# Objective:
Gather every line of the entries that includes the word "Histogram".

+++ Records for the exercise

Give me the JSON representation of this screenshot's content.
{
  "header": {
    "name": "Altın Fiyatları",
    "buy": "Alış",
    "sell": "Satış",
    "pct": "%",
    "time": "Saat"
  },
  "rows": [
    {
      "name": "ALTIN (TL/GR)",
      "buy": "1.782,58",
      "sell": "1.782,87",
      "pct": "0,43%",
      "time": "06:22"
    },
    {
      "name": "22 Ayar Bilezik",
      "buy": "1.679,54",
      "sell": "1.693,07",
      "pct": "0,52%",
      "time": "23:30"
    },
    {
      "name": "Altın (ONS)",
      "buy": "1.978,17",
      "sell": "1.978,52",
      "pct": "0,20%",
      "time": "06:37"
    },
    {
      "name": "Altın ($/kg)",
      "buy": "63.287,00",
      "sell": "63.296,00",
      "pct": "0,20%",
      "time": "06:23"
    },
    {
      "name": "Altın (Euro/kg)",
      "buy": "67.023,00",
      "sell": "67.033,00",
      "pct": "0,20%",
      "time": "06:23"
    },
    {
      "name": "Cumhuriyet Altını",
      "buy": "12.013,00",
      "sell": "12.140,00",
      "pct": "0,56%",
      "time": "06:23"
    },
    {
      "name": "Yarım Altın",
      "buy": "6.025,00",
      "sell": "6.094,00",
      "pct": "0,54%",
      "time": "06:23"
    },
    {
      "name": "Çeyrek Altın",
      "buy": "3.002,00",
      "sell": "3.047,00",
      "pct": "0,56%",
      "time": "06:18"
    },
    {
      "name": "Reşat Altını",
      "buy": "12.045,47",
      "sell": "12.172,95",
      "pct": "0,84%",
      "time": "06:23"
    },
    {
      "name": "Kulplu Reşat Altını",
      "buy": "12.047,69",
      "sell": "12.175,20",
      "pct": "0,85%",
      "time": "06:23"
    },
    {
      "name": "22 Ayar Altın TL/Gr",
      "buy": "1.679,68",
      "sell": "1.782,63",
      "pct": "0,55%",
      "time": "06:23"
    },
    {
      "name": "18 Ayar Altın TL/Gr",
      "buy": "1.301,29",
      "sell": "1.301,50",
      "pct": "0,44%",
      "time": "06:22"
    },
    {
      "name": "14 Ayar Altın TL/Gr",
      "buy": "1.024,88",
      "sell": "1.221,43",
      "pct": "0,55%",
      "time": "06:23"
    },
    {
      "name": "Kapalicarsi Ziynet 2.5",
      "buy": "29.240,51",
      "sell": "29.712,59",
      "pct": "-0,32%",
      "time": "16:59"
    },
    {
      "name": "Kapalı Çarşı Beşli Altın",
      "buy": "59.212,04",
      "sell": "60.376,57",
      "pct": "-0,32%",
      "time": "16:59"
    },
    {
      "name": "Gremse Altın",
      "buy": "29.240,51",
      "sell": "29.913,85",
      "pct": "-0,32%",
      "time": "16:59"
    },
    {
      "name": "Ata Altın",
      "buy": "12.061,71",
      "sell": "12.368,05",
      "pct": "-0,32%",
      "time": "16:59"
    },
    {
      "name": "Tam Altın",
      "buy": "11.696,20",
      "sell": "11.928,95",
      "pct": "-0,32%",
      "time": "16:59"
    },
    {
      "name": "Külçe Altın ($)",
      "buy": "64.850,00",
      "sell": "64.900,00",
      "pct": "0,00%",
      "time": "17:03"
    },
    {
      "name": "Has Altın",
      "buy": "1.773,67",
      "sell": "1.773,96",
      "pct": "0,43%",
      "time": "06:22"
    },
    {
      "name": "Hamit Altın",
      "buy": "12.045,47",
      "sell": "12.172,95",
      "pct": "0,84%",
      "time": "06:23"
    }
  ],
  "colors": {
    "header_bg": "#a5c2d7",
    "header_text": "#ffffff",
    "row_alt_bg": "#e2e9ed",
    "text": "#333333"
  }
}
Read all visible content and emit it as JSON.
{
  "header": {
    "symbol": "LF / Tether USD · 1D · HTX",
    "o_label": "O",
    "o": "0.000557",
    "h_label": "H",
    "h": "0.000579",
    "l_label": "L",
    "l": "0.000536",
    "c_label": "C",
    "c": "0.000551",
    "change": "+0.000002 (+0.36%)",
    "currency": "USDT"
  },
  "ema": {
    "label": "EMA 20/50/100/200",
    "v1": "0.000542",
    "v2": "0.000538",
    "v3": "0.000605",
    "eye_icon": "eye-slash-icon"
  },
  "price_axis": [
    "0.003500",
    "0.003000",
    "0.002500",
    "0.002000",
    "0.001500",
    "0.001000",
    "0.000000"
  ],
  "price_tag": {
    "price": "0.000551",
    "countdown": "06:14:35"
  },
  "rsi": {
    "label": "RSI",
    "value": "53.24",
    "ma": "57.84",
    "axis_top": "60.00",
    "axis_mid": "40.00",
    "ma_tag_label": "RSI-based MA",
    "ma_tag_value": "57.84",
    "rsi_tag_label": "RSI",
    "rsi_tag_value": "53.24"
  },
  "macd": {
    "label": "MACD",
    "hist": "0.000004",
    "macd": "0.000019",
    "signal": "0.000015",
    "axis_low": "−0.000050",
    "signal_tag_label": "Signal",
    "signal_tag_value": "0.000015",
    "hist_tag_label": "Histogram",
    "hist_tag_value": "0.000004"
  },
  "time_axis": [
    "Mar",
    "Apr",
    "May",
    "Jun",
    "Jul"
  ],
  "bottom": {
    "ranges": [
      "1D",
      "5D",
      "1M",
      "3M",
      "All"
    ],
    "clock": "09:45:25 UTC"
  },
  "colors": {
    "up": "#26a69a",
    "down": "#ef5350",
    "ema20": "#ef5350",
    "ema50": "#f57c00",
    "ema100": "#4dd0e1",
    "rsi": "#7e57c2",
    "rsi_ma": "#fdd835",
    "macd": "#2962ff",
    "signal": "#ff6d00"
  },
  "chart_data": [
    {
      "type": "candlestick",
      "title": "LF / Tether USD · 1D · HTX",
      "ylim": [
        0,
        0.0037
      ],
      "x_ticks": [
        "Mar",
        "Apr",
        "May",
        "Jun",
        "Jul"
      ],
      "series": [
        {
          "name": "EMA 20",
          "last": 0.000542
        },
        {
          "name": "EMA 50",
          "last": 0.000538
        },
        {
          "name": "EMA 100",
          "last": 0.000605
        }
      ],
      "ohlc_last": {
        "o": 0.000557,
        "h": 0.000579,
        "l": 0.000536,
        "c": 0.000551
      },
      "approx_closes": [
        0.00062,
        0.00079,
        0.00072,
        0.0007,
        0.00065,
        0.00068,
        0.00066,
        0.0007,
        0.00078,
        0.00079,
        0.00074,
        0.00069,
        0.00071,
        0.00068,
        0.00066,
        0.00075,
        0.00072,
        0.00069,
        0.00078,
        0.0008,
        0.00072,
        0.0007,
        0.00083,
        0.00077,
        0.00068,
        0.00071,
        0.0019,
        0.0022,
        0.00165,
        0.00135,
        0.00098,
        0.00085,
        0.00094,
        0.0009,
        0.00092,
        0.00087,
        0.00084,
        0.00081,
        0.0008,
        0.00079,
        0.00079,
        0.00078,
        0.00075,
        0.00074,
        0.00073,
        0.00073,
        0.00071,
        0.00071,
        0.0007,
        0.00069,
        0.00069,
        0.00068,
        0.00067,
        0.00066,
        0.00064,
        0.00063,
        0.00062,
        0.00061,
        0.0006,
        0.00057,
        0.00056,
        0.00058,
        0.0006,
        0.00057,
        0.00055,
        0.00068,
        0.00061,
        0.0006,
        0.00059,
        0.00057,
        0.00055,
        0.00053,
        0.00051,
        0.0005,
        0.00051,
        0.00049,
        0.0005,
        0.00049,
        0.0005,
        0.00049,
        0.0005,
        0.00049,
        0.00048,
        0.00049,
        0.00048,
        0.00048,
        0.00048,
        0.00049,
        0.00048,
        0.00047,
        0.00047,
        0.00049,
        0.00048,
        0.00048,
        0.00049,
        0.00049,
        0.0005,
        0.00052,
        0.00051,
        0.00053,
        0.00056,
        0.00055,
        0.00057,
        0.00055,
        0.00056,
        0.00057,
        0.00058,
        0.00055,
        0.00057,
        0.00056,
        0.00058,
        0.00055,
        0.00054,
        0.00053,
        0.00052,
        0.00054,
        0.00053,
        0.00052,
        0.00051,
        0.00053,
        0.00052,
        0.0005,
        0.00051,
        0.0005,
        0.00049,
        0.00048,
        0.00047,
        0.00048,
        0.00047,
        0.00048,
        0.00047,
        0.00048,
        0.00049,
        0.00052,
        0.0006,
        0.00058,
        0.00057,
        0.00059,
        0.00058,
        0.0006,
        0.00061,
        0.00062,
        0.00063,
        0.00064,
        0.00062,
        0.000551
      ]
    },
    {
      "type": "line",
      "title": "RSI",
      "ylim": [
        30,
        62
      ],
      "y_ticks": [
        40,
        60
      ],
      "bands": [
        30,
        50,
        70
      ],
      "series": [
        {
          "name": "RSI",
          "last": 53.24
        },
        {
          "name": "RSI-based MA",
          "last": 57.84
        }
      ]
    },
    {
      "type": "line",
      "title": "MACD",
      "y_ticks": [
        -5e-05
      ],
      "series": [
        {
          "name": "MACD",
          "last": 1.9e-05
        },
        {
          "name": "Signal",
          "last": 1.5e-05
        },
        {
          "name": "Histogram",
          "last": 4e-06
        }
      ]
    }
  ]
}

++++++

# Worked answer:
    "hist_tag_label": "Histogram",
          "name": "Histogram",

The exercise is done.